#### What you need to do
Copy the entries below line for line, with no changes.

#### Record list
* * * * * * * * *
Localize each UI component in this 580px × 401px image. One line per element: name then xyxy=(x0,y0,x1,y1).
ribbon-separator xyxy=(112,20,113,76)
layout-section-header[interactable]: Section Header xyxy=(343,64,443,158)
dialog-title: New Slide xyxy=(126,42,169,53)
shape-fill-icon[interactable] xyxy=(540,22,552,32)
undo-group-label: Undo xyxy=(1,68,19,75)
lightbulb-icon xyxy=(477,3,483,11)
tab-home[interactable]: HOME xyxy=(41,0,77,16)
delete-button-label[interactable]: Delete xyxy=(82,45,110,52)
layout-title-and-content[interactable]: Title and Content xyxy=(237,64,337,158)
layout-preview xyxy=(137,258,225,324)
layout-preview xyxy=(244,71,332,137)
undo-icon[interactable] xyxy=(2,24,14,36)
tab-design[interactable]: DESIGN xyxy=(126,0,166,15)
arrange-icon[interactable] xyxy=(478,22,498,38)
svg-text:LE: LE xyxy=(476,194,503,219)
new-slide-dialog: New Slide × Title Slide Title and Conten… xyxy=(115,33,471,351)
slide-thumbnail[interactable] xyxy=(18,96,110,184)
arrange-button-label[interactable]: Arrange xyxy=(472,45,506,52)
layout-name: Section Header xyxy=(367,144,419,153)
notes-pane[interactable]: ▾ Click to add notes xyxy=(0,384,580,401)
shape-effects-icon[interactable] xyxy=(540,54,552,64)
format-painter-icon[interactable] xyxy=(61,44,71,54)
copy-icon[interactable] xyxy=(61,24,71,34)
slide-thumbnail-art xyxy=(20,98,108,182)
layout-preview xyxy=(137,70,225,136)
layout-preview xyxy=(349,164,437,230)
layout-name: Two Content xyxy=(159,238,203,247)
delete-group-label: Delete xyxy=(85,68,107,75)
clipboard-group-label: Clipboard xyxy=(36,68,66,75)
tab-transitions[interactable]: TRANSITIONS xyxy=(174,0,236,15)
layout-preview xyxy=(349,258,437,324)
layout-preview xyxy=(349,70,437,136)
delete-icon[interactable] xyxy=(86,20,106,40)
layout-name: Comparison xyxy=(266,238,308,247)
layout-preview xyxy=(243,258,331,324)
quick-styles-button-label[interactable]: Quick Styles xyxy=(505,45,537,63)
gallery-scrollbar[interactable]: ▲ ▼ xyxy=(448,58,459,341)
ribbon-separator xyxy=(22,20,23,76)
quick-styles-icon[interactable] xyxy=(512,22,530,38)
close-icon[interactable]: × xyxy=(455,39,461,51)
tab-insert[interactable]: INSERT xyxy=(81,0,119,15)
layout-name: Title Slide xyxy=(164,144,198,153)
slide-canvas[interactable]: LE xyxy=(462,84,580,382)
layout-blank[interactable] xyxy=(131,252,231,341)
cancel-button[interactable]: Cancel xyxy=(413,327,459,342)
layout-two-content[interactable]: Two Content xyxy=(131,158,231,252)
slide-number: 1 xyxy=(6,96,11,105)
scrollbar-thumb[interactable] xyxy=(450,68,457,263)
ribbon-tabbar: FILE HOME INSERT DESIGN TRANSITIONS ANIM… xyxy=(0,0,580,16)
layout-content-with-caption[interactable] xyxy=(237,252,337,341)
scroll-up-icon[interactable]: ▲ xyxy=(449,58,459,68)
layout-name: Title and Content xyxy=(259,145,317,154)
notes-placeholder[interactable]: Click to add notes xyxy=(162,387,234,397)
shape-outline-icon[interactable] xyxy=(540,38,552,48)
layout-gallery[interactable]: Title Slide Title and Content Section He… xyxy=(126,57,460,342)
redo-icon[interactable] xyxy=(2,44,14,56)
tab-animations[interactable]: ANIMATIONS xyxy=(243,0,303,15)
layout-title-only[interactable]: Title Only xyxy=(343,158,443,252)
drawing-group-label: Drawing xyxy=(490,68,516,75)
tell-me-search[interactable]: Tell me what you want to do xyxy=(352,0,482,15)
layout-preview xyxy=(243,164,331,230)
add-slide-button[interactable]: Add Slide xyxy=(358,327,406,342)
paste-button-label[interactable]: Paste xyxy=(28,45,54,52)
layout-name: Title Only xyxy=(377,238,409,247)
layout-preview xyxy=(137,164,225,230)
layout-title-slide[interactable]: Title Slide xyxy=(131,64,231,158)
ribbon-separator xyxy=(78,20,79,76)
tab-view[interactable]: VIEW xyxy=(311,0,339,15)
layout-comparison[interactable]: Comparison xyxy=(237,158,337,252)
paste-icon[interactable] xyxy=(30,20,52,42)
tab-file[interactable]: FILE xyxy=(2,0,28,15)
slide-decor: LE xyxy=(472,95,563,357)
* * * * * * * * *
#### Response to this exercise
Localize each UI component in this 580px × 401px image. One line per element: name then xyxy=(x0,y0,x1,y1).
ribbon-separator xyxy=(112,20,113,76)
layout-section-header[interactable]: Section Header xyxy=(343,64,443,158)
dialog-title: New Slide xyxy=(126,42,169,53)
shape-fill-icon[interactable] xyxy=(540,22,552,32)
undo-group-label: Undo xyxy=(1,68,19,75)
lightbulb-icon xyxy=(477,3,483,11)
tab-home[interactable]: HOME xyxy=(41,0,77,16)
delete-button-label[interactable]: Delete xyxy=(82,45,110,52)
layout-title-and-content[interactable]: Title and Content xyxy=(237,64,337,158)
layout-preview xyxy=(137,258,225,324)
layout-preview xyxy=(244,71,332,137)
undo-icon[interactable] xyxy=(2,24,14,36)
tab-design[interactable]: DESIGN xyxy=(126,0,166,15)
arrange-icon[interactable] xyxy=(478,22,498,38)
svg-text:LE: LE xyxy=(476,194,503,219)
new-slide-dialog: New Slide × Title Slide Title and Conten… xyxy=(115,33,471,351)
slide-thumbnail[interactable] xyxy=(18,96,110,184)
arrange-button-label[interactable]: Arrange xyxy=(472,45,506,52)
layout-name: Section Header xyxy=(367,144,419,153)
notes-pane[interactable]: ▾ Click to add notes xyxy=(0,384,580,401)
shape-effects-icon[interactable] xyxy=(540,54,552,64)
format-painter-icon[interactable] xyxy=(61,44,71,54)
copy-icon[interactable] xyxy=(61,24,71,34)
slide-thumbnail-art xyxy=(20,98,108,182)
layout-preview xyxy=(137,70,225,136)
layout-preview xyxy=(349,164,437,230)
layout-name: Two Content xyxy=(159,238,203,247)
delete-group-label: Delete xyxy=(85,68,107,75)
clipboard-group-label: Clipboard xyxy=(36,68,66,75)
tab-transitions[interactable]: TRANSITIONS xyxy=(174,0,236,15)
layout-preview xyxy=(349,258,437,324)
layout-preview xyxy=(349,70,437,136)
delete-icon[interactable] xyxy=(86,20,106,40)
layout-name: Comparison xyxy=(266,238,308,247)
layout-preview xyxy=(243,258,331,324)
quick-styles-button-label[interactable]: Quick Styles xyxy=(505,45,537,63)
gallery-scrollbar[interactable]: ▲ ▼ xyxy=(448,58,459,341)
ribbon-separator xyxy=(22,20,23,76)
quick-styles-icon[interactable] xyxy=(512,22,530,38)
close-icon[interactable]: × xyxy=(455,39,461,51)
tab-insert[interactable]: INSERT xyxy=(81,0,119,15)
layout-name: Title Slide xyxy=(164,144,198,153)
slide-canvas[interactable]: LE xyxy=(462,84,580,382)
layout-blank[interactable] xyxy=(131,252,231,341)
cancel-button[interactable]: Cancel xyxy=(413,327,459,342)
layout-two-content[interactable]: Two Content xyxy=(131,158,231,252)
slide-number: 1 xyxy=(6,96,11,105)
scrollbar-thumb[interactable] xyxy=(450,68,457,263)
ribbon-tabbar: FILE HOME INSERT DESIGN TRANSITIONS ANIM… xyxy=(0,0,580,16)
layout-content-with-caption[interactable] xyxy=(237,252,337,341)
scroll-up-icon[interactable]: ▲ xyxy=(449,58,459,68)
layout-name: Title and Content xyxy=(259,145,317,154)
notes-placeholder[interactable]: Click to add notes xyxy=(162,387,234,397)
shape-outline-icon[interactable] xyxy=(540,38,552,48)
layout-gallery[interactable]: Title Slide Title and Content Section He… xyxy=(126,57,460,342)
redo-icon[interactable] xyxy=(2,44,14,56)
tab-animations[interactable]: ANIMATIONS xyxy=(243,0,303,15)
layout-title-only[interactable]: Title Only xyxy=(343,158,443,252)
drawing-group-label: Drawing xyxy=(490,68,516,75)
tell-me-search[interactable]: Tell me what you want to do xyxy=(352,0,482,15)
layout-preview xyxy=(243,164,331,230)
add-slide-button[interactable]: Add Slide xyxy=(358,327,406,342)
paste-button-label[interactable]: Paste xyxy=(28,45,54,52)
layout-name: Title Only xyxy=(377,238,409,247)
layout-preview xyxy=(137,164,225,230)
layout-title-slide[interactable]: Title Slide xyxy=(131,64,231,158)
ribbon-separator xyxy=(78,20,79,76)
tab-view[interactable]: VIEW xyxy=(311,0,339,15)
layout-comparison[interactable]: Comparison xyxy=(237,158,337,252)
paste-icon[interactable] xyxy=(30,20,52,42)
tab-file[interactable]: FILE xyxy=(2,0,28,15)
slide-decor: LE xyxy=(472,95,563,357)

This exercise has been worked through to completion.